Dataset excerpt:
┌──

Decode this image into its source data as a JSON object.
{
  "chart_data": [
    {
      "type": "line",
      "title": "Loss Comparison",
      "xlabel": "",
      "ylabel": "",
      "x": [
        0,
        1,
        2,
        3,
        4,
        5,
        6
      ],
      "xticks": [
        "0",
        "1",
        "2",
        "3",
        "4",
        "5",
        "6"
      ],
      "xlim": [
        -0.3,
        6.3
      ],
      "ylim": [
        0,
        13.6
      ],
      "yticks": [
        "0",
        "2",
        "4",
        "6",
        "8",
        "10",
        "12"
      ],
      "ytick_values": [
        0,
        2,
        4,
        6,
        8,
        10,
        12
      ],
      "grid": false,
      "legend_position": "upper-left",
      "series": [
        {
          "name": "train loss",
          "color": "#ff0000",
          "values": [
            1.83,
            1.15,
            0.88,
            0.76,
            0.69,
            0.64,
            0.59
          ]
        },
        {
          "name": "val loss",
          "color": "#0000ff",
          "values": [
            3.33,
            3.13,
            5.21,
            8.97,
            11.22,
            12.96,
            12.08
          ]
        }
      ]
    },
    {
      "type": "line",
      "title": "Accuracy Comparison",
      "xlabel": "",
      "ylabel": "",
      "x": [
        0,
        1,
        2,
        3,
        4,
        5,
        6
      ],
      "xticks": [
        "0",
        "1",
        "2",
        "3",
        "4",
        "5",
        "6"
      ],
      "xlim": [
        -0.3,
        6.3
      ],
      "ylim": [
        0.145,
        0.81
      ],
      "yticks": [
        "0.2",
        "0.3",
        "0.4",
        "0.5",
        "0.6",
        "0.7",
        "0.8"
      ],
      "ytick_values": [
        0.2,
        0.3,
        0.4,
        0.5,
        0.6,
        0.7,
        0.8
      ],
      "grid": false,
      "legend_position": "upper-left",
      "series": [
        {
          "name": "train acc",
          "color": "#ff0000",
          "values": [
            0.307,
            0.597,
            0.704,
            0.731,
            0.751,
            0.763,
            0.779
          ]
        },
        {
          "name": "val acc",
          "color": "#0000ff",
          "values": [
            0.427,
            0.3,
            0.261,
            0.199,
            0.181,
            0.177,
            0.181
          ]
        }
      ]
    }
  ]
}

└──

- **GIVEN INSTRUCTION**
Set down the listing above in full, please, exactly as it appears.

- **TASK RESPONSE**
Decode this image into its source data as a JSON object.
{
  "chart_data": [
    {
      "type": "line",
      "title": "Loss Comparison",
      "xlabel": "",
      "ylabel": "",
      "x": [
        0,
        1,
        2,
        3,
        4,
        5,
        6
      ],
      "xticks": [
        "0",
        "1",
        "2",
        "3",
        "4",
        "5",
        "6"
      ],
      "xlim": [
        -0.3,
        6.3
      ],
      "ylim": [
        0,
        13.6
      ],
      "yticks": [
        "0",
        "2",
        "4",
        "6",
        "8",
        "10",
        "12"
      ],
      "ytick_values": [
        0,
        2,
        4,
        6,
        8,
        10,
        12
      ],
      "grid": false,
      "legend_position": "upper-left",
      "series": [
        {
          "name": "train loss",
          "color": "#ff0000",
          "values": [
            1.83,
            1.15,
            0.88,
            0.76,
            0.69,
            0.64,
            0.59
          ]
        },
        {
          "name": "val loss",
          "color": "#0000ff",
          "values": [
            3.33,
            3.13,
            5.21,
            8.97,
            11.22,
            12.96,
            12.08
          ]
        }
      ]
    },
    {
      "type": "line",
      "title": "Accuracy Comparison",
      "xlabel": "",
      "ylabel": "",
      "x": [
        0,
        1,
        2,
        3,
        4,
        5,
        6
      ],
      "xticks": [
        "0",
        "1",
        "2",
        "3",
        "4",
        "5",
        "6"
      ],
      "xlim": [
        -0.3,
        6.3
      ],
      "ylim": [
        0.145,
        0.81
      ],
      "yticks": [
        "0.2",
        "0.3",
        "0.4",
        "0.5",
        "0.6",
        "0.7",
        "0.8"
      ],
      "ytick_values": [
        0.2,
        0.3,
        0.4,
        0.5,
        0.6,
        0.7,
        0.8
      ],
      "grid": false,
      "legend_position": "upper-left",
      "series": [
        {
          "name": "train acc",
          "color": "#ff0000",
          "values": [
            0.307,
            0.597,
            0.704,
            0.731,
            0.751,
            0.763,
            0.779
          ]
        },
        {
          "name": "val acc",
          "color": "#0000ff",
          "values": [
            0.427,
            0.3,
            0.261,
            0.199,
            0.181,
            0.177,
            0.181
          ]
        }
      ]
    }
  ]
}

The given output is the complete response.